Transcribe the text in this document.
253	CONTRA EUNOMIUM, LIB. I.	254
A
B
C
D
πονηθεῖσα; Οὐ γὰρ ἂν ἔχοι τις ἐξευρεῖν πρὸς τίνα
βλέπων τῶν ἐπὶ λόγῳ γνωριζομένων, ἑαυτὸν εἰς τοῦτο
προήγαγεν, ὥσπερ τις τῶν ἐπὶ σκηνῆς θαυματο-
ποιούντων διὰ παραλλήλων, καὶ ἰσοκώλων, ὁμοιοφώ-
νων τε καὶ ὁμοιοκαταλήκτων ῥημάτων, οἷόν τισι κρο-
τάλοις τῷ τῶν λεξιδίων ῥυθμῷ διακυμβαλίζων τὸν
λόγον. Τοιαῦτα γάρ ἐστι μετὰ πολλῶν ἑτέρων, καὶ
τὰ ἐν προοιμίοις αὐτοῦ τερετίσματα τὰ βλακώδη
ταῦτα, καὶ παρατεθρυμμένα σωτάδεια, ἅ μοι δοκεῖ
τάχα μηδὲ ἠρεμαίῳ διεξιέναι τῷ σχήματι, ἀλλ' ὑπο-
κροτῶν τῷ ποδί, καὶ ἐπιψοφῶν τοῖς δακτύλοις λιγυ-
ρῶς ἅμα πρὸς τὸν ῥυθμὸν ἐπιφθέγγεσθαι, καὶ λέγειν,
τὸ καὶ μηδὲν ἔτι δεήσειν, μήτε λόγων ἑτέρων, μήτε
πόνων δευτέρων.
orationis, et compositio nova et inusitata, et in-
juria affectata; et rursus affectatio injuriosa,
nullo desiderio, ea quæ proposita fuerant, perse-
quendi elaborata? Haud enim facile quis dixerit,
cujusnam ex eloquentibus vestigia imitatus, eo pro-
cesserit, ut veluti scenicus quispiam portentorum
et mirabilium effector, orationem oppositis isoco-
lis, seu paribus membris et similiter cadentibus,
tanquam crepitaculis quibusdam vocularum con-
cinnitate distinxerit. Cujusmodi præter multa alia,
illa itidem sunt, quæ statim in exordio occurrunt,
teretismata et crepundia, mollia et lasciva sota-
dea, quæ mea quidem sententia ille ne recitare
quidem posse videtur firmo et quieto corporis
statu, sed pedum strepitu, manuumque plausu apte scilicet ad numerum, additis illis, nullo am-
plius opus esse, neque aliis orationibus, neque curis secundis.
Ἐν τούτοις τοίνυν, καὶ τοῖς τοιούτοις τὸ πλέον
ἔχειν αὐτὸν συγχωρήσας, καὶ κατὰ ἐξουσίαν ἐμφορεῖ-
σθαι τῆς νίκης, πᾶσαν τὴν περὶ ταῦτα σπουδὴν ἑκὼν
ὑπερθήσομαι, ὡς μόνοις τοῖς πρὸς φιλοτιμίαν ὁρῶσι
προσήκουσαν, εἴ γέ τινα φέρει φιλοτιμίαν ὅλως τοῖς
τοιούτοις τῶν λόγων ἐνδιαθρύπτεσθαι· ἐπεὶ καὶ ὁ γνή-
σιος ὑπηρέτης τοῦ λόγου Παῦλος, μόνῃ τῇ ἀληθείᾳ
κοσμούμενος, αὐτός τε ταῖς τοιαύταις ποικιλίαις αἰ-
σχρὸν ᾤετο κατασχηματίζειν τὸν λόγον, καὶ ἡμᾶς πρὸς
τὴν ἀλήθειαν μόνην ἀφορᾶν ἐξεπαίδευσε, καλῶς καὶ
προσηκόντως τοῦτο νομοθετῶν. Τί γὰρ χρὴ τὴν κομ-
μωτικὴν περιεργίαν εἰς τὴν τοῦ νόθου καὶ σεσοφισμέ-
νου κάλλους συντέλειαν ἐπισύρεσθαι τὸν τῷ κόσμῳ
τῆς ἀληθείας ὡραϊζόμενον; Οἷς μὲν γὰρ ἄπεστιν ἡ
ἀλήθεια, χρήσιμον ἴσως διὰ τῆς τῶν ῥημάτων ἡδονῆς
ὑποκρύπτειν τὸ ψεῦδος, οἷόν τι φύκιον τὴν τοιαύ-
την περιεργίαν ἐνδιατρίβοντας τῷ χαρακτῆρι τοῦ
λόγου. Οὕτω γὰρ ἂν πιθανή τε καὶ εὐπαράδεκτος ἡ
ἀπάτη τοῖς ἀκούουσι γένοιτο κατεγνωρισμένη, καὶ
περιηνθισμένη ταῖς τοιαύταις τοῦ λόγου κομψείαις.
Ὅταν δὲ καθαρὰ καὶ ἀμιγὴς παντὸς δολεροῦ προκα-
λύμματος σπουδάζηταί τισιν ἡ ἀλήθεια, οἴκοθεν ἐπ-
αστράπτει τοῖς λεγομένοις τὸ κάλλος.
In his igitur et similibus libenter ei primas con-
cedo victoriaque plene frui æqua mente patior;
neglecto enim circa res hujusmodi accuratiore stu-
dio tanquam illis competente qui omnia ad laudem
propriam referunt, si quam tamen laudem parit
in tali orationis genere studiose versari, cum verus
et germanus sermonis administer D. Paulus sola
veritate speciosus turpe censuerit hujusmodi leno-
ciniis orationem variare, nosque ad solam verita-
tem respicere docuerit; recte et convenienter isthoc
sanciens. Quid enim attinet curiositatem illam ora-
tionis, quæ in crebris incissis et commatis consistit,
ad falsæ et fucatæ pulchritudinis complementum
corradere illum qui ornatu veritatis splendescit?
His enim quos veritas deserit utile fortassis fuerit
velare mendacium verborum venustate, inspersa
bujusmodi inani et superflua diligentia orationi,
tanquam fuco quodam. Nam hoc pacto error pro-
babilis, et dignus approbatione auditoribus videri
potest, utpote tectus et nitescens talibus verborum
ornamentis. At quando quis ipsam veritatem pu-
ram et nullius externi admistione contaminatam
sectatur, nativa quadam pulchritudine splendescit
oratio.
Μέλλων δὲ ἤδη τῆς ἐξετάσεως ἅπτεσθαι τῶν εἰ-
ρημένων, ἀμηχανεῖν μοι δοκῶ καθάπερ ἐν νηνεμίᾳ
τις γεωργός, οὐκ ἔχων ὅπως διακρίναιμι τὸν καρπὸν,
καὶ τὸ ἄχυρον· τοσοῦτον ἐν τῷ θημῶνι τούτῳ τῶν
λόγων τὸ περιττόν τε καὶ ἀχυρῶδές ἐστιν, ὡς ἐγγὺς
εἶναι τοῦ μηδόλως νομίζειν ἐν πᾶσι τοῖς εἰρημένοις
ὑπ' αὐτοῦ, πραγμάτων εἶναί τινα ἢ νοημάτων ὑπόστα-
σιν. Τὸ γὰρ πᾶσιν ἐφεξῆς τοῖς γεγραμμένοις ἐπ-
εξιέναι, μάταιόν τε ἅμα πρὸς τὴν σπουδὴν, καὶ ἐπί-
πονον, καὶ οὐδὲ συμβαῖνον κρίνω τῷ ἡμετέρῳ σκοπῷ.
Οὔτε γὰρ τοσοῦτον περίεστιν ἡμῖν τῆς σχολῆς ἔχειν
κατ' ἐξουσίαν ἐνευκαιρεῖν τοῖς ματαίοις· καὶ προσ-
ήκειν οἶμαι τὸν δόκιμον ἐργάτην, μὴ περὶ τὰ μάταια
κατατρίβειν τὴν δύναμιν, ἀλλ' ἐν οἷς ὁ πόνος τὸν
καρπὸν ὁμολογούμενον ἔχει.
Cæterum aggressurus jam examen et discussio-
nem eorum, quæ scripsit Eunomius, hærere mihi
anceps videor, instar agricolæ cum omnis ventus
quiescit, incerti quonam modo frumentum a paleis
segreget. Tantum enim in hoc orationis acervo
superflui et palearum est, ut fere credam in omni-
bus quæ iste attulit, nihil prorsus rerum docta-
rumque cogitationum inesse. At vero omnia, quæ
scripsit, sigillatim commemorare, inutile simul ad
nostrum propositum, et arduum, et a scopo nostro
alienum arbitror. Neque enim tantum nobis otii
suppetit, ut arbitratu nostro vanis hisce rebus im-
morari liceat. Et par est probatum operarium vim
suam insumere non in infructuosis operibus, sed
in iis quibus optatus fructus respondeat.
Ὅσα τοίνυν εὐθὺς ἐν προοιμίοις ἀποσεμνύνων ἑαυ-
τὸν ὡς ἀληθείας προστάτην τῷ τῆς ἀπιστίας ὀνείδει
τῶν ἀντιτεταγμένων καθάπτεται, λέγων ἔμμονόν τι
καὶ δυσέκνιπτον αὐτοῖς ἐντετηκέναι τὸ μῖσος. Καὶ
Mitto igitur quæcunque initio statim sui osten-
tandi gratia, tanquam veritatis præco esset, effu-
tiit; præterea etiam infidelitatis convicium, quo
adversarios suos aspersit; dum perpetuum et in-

### Exercise instructions
Among the lines above, count those containing the word "φιλοτιμίαν" and give nothing but the result.

### Solved problem
2